» **Task details**: Can you rewrite the rows below as a numbered list, skipping any blank lines?

» **Entries**:
#####

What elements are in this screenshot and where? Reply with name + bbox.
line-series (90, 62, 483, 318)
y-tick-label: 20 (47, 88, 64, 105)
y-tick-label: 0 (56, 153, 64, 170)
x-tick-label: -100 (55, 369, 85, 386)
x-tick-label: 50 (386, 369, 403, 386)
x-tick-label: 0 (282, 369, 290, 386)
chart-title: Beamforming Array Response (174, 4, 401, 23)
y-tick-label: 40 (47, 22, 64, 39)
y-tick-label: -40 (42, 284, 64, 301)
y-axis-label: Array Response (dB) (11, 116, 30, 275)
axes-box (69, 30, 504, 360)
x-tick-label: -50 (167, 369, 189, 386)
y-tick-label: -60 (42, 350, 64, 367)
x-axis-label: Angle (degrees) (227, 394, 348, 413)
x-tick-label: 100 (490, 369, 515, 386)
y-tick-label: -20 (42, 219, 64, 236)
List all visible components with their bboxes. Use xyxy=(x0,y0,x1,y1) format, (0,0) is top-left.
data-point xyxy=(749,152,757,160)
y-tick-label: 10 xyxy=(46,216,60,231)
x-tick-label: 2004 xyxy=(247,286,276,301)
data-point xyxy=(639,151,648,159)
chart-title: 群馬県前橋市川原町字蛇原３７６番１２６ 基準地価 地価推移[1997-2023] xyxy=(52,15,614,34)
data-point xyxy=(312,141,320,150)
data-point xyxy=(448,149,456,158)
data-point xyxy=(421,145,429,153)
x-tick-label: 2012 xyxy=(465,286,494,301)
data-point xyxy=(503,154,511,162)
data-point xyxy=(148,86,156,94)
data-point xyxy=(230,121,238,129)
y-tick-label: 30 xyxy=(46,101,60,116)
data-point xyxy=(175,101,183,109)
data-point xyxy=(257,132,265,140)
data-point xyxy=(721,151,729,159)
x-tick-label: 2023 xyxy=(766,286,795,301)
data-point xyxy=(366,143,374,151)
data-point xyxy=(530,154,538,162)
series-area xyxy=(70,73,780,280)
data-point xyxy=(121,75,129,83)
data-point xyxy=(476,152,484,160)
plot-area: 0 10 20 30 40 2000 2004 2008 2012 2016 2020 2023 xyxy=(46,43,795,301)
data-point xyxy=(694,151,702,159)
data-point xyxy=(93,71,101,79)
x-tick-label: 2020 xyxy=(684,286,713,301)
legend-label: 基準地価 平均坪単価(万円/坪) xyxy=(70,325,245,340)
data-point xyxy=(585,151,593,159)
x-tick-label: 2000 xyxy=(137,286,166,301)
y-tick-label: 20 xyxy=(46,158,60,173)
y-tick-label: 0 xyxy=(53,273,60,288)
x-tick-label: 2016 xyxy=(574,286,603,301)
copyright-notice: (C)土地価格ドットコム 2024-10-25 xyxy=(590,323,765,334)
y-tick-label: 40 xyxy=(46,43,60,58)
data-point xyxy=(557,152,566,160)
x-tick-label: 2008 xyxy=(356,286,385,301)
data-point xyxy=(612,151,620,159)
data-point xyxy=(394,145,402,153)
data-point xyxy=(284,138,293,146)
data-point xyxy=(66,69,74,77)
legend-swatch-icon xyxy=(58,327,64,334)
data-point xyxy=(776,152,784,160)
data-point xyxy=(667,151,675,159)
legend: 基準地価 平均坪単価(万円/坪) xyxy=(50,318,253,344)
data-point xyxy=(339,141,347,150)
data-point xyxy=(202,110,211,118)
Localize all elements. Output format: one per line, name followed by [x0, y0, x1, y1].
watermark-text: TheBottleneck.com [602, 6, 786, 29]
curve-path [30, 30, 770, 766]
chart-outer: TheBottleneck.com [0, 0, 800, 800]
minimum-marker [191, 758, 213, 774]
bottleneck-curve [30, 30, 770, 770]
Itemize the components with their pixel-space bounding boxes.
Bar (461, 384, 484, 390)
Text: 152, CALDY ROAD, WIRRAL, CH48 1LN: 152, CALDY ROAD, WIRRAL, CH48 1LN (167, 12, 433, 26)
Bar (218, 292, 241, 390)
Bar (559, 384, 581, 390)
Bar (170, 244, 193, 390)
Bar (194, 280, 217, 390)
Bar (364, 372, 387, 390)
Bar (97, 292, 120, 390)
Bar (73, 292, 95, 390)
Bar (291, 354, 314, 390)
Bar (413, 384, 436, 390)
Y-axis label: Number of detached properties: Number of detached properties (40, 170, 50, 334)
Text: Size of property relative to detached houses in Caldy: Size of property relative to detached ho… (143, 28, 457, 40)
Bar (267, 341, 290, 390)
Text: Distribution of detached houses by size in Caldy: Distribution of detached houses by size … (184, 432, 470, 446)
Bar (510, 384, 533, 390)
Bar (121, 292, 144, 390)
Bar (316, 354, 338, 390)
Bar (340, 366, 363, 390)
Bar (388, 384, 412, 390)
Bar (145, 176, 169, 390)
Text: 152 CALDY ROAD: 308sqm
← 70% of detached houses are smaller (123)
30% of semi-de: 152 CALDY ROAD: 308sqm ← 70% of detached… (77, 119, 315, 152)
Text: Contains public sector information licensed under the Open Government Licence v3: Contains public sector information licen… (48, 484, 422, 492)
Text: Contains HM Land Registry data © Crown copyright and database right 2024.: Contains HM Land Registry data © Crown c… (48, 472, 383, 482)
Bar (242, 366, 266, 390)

#####

» **The solution**:
1. What elements are in this screenshot and where? Reply with name + bbox.
2. line-series (90, 62, 483, 318)
3. y-tick-label: 20 (47, 88, 64, 105)
4. y-tick-label: 0 (56, 153, 64, 170)
5. x-tick-label: -100 (55, 369, 85, 386)
6. x-tick-label: 50 (386, 369, 403, 386)
7. x-tick-label: 0 (282, 369, 290, 386)
8. chart-title: Beamforming Array Response (174, 4, 401, 23)
9. y-tick-label: 40 (47, 22, 64, 39)
10. y-tick-label: -40 (42, 284, 64, 301)
11. y-axis-label: Array Response (dB) (11, 116, 30, 275)
12. axes-box (69, 30, 504, 360)
13. x-tick-label: -50 (167, 369, 189, 386)
14. y-tick-label: -60 (42, 350, 64, 367)
15. x-axis-label: Angle (degrees) (227, 394, 348, 413)
16. x-tick-label: 100 (490, 369, 515, 386)
17. y-tick-label: -20 (42, 219, 64, 236)
18. List all visible components with their bboxes. Use xyxy=(x0,y0,x1,y1) format, (0,0) is top-left.
19. data-point xyxy=(749,152,757,160)
20. y-tick-label: 10 xyxy=(46,216,60,231)
21. x-tick-label: 2004 xyxy=(247,286,276,301)
22. data-point xyxy=(639,151,648,159)
23. chart-title: 群馬県前橋市川原町字蛇原３７６番１２６ 基準地価 地価推移[1997-2023] xyxy=(52,15,614,34)
24. data-point xyxy=(312,141,320,150)
25. data-point xyxy=(448,149,456,158)
26. data-point xyxy=(421,145,429,153)
27. x-tick-label: 2012 xyxy=(465,286,494,301)
28. data-point xyxy=(503,154,511,162)
29. data-point xyxy=(148,86,156,94)
30. data-point xyxy=(230,121,238,129)
31. y-tick-label: 30 xyxy=(46,101,60,116)
32. data-point xyxy=(175,101,183,109)
33. data-point xyxy=(257,132,265,140)
34. data-point xyxy=(721,151,729,159)
35. x-tick-label: 2023 xyxy=(766,286,795,301)
36. data-point xyxy=(366,143,374,151)
37. data-point xyxy=(530,154,538,162)
38. series-area xyxy=(70,73,780,280)
39. data-point xyxy=(121,75,129,83)
40. data-point xyxy=(476,152,484,160)
41. plot-area: 0 10 20 30 40 2000 2004 2008 2012 2016 2020 2023 xyxy=(46,43,795,301)
42. data-point xyxy=(694,151,702,159)
43. data-point xyxy=(93,71,101,79)
44. x-tick-label: 2020 xyxy=(684,286,713,301)
45. legend-label: 基準地価 平均坪単価(万円/坪) xyxy=(70,325,245,340)
46. data-point xyxy=(585,151,593,159)
47. x-tick-label: 2000 xyxy=(137,286,166,301)
48. y-tick-label: 20 xyxy=(46,158,60,173)
49. y-tick-label: 0 xyxy=(53,273,60,288)
50. x-tick-label: 2016 xyxy=(574,286,603,301)
51. copyright-notice: (C)土地価格ドットコム 2024-10-25 xyxy=(590,323,765,334)
52. y-tick-label: 40 xyxy=(46,43,60,58)
53. data-point xyxy=(557,152,566,160)
54. x-tick-label: 2008 xyxy=(356,286,385,301)
55. data-point xyxy=(612,151,620,159)
56. data-point xyxy=(394,145,402,153)
57. data-point xyxy=(284,138,293,146)
58. data-point xyxy=(66,69,74,77)
59. legend-swatch-icon xyxy=(58,327,64,334)
60. data-point xyxy=(776,152,784,160)
61. data-point xyxy=(667,151,675,159)
62. legend: 基準地価 平均坪単価(万円/坪) xyxy=(50,318,253,344)
63. data-point xyxy=(339,141,347,150)
64. data-point xyxy=(202,110,211,118)
65. Localize all elements. Output format: one per line, name followed by [x0, y0, x1, y1].
66. watermark-text: TheBottleneck.com [602, 6, 786, 29]
67. curve-path [30, 30, 770, 766]
68. chart-outer: TheBottleneck.com [0, 0, 800, 800]
69. minimum-marker [191, 758, 213, 774]
70. bottleneck-curve [30, 30, 770, 770]
71. Itemize the components with their pixel-space bounding boxes.
72. Bar (461, 384, 484, 390)
73. Text: 152, CALDY ROAD, WIRRAL, CH48 1LN: 152, CALDY ROAD, WIRRAL, CH48 1LN (167, 12, 433, 26)
74. Bar (218, 292, 241, 390)
75. Bar (559, 384, 581, 390)
76. Bar (170, 244, 193, 390)
77. Bar (194, 280, 217, 390)
78. Bar (364, 372, 387, 390)
79. Bar (97, 292, 120, 390)
80. Bar (73, 292, 95, 390)
81. Bar (291, 354, 314, 390)
82. Bar (413, 384, 436, 390)
83. Y-axis label: Number of detached properties: Number of detached properties (40, 170, 50, 334)
84. Text: Size of property relative to detached houses in Caldy: Size of property relative to detached ho… (143, 28, 457, 40)
85. Bar (267, 341, 290, 390)
86. Text: Distribution of detached houses by size in Caldy: Distribution of detached houses by size … (184, 432, 470, 446)
87. Bar (510, 384, 533, 390)
88. Bar (121, 292, 144, 390)
89. Bar (316, 354, 338, 390)
90. Bar (340, 366, 363, 390)
91. Bar (388, 384, 412, 390)
92. Bar (145, 176, 169, 390)
93. Text: 152 CALDY ROAD: 308sqm
94. ← 70% of detached houses are smaller (123)
95. 30% of semi-de: 152 CALDY ROAD: 308sqm ← 70% of detached… (77, 119, 315, 152)
96. Text: Contains public sector information licensed under the Open Government Licence v3: Contains public sector information licen… (48, 484, 422, 492)
97. Text: Contains HM Land Registry data © Crown copyright and database right 2024.: Contains HM Land Registry data © Crown c… (48, 472, 383, 482)
98. Bar (242, 366, 266, 390)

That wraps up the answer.